====== Given data

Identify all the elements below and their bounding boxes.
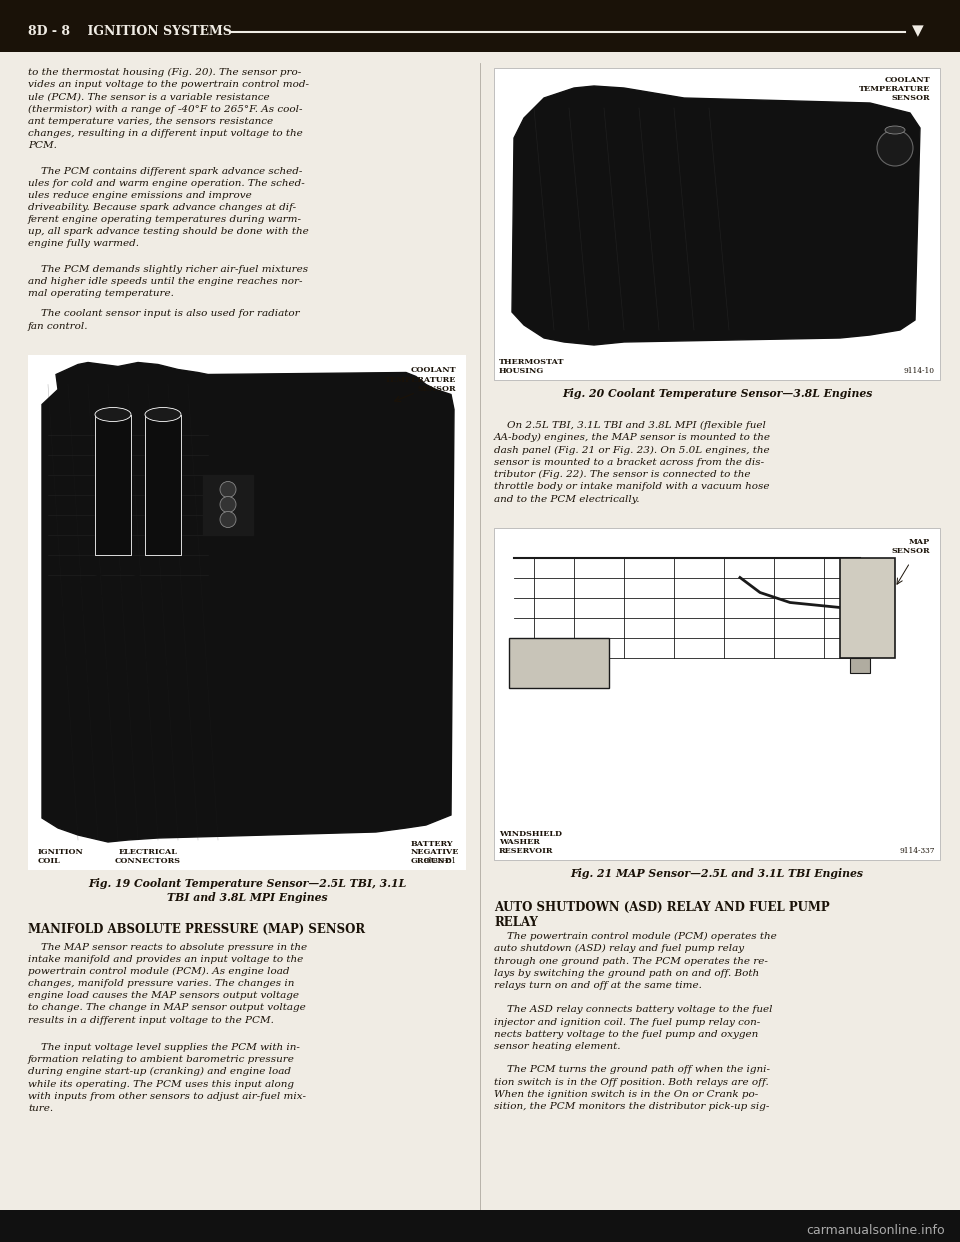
Text: 9114-337: 9114-337 [900, 847, 935, 854]
Ellipse shape [885, 125, 905, 134]
Text: to the thermostat housing (Fig. 20). The sensor pro-
vides an input voltage to t: to the thermostat housing (Fig. 20). The… [28, 68, 309, 150]
Text: The PCM demands slightly richer air-fuel mixtures
and higher idle speeds until t: The PCM demands slightly richer air-fuel… [28, 265, 308, 298]
Circle shape [220, 497, 236, 513]
Text: WINDSHIELD
WASHER
RESERVOIR: WINDSHIELD WASHER RESERVOIR [499, 830, 562, 854]
Bar [850, 657, 870, 672]
Bar [0, 1210, 960, 1242]
Text: The coolant sensor input is also used for radiator
fan control.: The coolant sensor input is also used fo… [28, 309, 300, 330]
Text: Fig. 20 Coolant Temperature Sensor—3.8L Engines: Fig. 20 Coolant Temperature Sensor—3.8L … [562, 388, 873, 399]
Text: ▼: ▼ [912, 24, 924, 39]
Text: 8D - 8    IGNITION SYSTEMS: 8D - 8 IGNITION SYSTEMS [28, 25, 232, 39]
Circle shape [220, 482, 236, 498]
Circle shape [877, 130, 913, 166]
Ellipse shape [145, 407, 181, 421]
Text: COOLANT
TEMPERATURE
SENSOR: COOLANT TEMPERATURE SENSOR [385, 366, 456, 392]
Text: COOLANT
TEMPERATURE
SENSOR: COOLANT TEMPERATURE SENSOR [858, 76, 930, 102]
Text: The PCM turns the ground path off when the igni-
tion switch is in the Off posit: The PCM turns the ground path off when t… [494, 1066, 770, 1110]
Bar [509, 637, 609, 688]
Bar [494, 68, 940, 380]
Text: MAP
SENSOR: MAP SENSOR [892, 538, 930, 555]
Polygon shape [95, 415, 131, 554]
Text: 9114-10: 9114-10 [904, 366, 935, 375]
Bar [840, 558, 895, 657]
Text: The input voltage level supplies the PCM with in-
formation relating to ambient : The input voltage level supplies the PCM… [28, 1043, 306, 1113]
Text: ELECTRICAL
CONNECTORS: ELECTRICAL CONNECTORS [115, 848, 181, 864]
Bar [28, 354, 466, 869]
Circle shape [220, 512, 236, 528]
Text: 91BD-81: 91BD-81 [423, 857, 456, 864]
Text: On 2.5L TBI, 3.1L TBI and 3.8L MPI (flexible fuel
AA-body) engines, the MAP sens: On 2.5L TBI, 3.1L TBI and 3.8L MPI (flex… [494, 421, 771, 503]
Bar [0, 0, 960, 52]
Text: The MAP sensor reacts to absolute pressure in the
intake manifold and provides a: The MAP sensor reacts to absolute pressu… [28, 943, 307, 1025]
Polygon shape [512, 86, 920, 345]
Ellipse shape [95, 407, 131, 421]
Text: AUTO SHUTDOWN (ASD) RELAY AND FUEL PUMP
RELAY: AUTO SHUTDOWN (ASD) RELAY AND FUEL PUMP … [494, 900, 829, 929]
Text: Fig. 19 Coolant Temperature Sensor—2.5L TBI, 3.1L
TBI and 3.8L MPI Engines: Fig. 19 Coolant Temperature Sensor—2.5L … [88, 878, 406, 903]
Text: The powertrain control module (PCM) operates the
auto shutdown (ASD) relay and f: The powertrain control module (PCM) oper… [494, 932, 777, 990]
Bar [494, 528, 940, 859]
Text: Fig. 21 MAP Sensor—2.5L and 3.1L TBI Engines: Fig. 21 MAP Sensor—2.5L and 3.1L TBI Eng… [570, 868, 863, 879]
Polygon shape [42, 363, 454, 842]
Text: MANIFOLD ABSOLUTE PRESSURE (MAP) SENSOR: MANIFOLD ABSOLUTE PRESSURE (MAP) SENSOR [28, 923, 365, 936]
Polygon shape [203, 474, 253, 534]
Text: carmanualsonline.info: carmanualsonline.info [806, 1225, 945, 1237]
Text: The ASD relay connects battery voltage to the fuel
injector and ignition coil. T: The ASD relay connects battery voltage t… [494, 1006, 773, 1051]
Text: BATTERY
NEGATIVE
GROUND: BATTERY NEGATIVE GROUND [411, 840, 460, 864]
Text: THERMOSTAT
HOUSING: THERMOSTAT HOUSING [499, 359, 564, 375]
Polygon shape [145, 415, 181, 554]
Text: The PCM contains different spark advance sched-
ules for cold and warm engine op: The PCM contains different spark advance… [28, 166, 309, 248]
Text: IGNITION
COIL: IGNITION COIL [38, 848, 84, 864]
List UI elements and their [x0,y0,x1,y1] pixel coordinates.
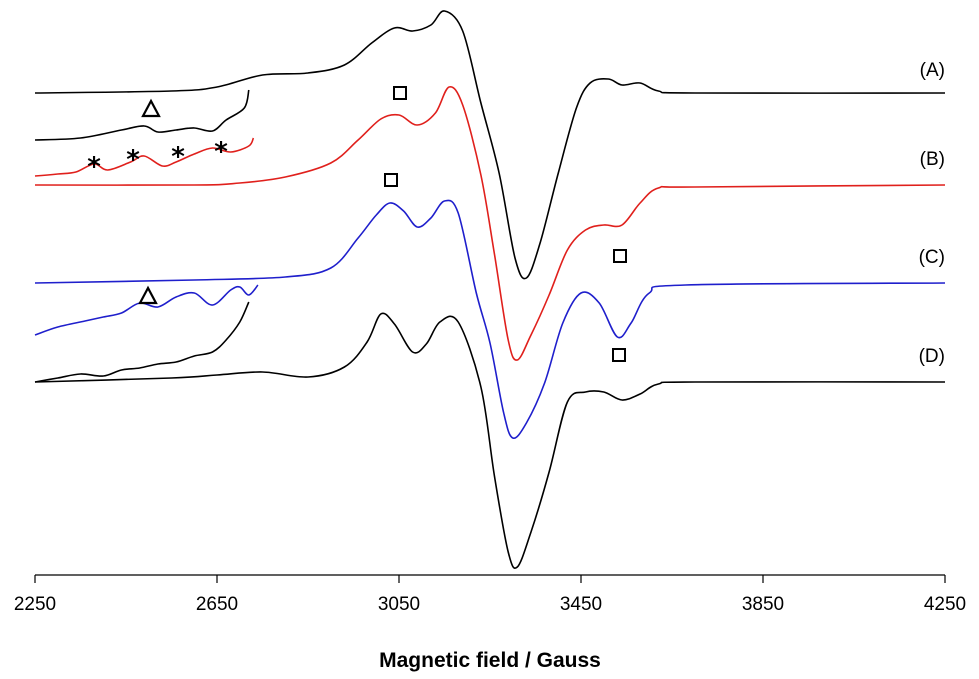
x-axis-title: Magnetic field / Gauss [379,649,601,672]
insets-layer [34,89,259,383]
inset-A-trace [34,89,250,141]
inset-B-trace [34,137,255,177]
triangle-marker [141,98,161,118]
x-axis: 2250 2650 3050 3450 3850 4250 [14,574,966,615]
x-tick-label: 2250 [14,594,56,615]
trace-label-d: (D) [919,346,945,367]
trace-b [34,86,946,361]
trace-label-b: (B) [920,149,945,170]
trace-labels: (A) (B) (C) (D) [919,60,945,367]
x-tick-label: 4250 [924,594,966,615]
square-marker [384,173,398,187]
inset-D-trace [34,301,250,383]
asterisk-marker: * [126,145,140,175]
annotation-markers: * * * * [87,86,627,362]
x-tick-label: 3050 [378,594,420,615]
asterisk-marker: * [214,137,228,167]
traces-layer [34,10,946,569]
square-marker [613,249,627,263]
square-marker [393,86,407,100]
x-tick-label: 3450 [560,594,602,615]
trace-label-c: (C) [919,247,945,268]
trace-d [34,312,946,569]
x-tick-label: 3850 [742,594,784,615]
inset-C-trace [34,284,259,336]
triangle-marker [138,285,158,305]
asterisk-marker: * [171,142,185,172]
trace-c [34,199,946,440]
trace-a [34,10,946,280]
square-marker [612,348,626,362]
x-tick-label: 2650 [196,594,238,615]
asterisk-marker: * [87,152,101,182]
trace-label-a: (A) [920,60,945,81]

============

Aim of the exercise:
Rewrite the portion of the data that opens with the line containing "x-axis-title: Magnetic field" and closes with the line containing "asterisk-marker: * [171,142,185,172]", both lines included, as a numbered list that omits any blank lines.

Written solution:
1. x-axis-title: Magnetic field / Gauss [379,649,601,672]
2. insets-layer [34,89,259,383]
3. inset-A-trace [34,89,250,141]
4. inset-B-trace [34,137,255,177]
5. triangle-marker [141,98,161,118]
6. x-axis: 2250 2650 3050 3450 3850 4250 [14,574,966,615]
7. x-tick-label: 2250 [14,594,56,615]
8. trace-label-d: (D) [919,346,945,367]
9. trace-b [34,86,946,361]
10. trace-label-b: (B) [920,149,945,170]
11. trace-labels: (A) (B) (C) (D) [919,60,945,367]
12. x-tick-label: 4250 [924,594,966,615]
13. square-marker [384,173,398,187]
14. inset-D-trace [34,301,250,383]
15. asterisk-marker: * [126,145,140,175]
16. annotation-markers: * * * * [87,86,627,362]
17. x-tick-label: 3050 [378,594,420,615]
18. asterisk-marker: * [214,137,228,167]
19. traces-layer [34,10,946,569]
20. square-marker [613,249,627,263]
21. square-marker [393,86,407,100]
22. x-tick-label: 3450 [560,594,602,615]
23. trace-label-c: (C) [919,247,945,268]
24. trace-d [34,312,946,569]
25. x-tick-label: 3850 [742,594,784,615]
26. inset-C-trace [34,284,259,336]
27. triangle-marker [138,285,158,305]
28. asterisk-marker: * [171,142,185,172]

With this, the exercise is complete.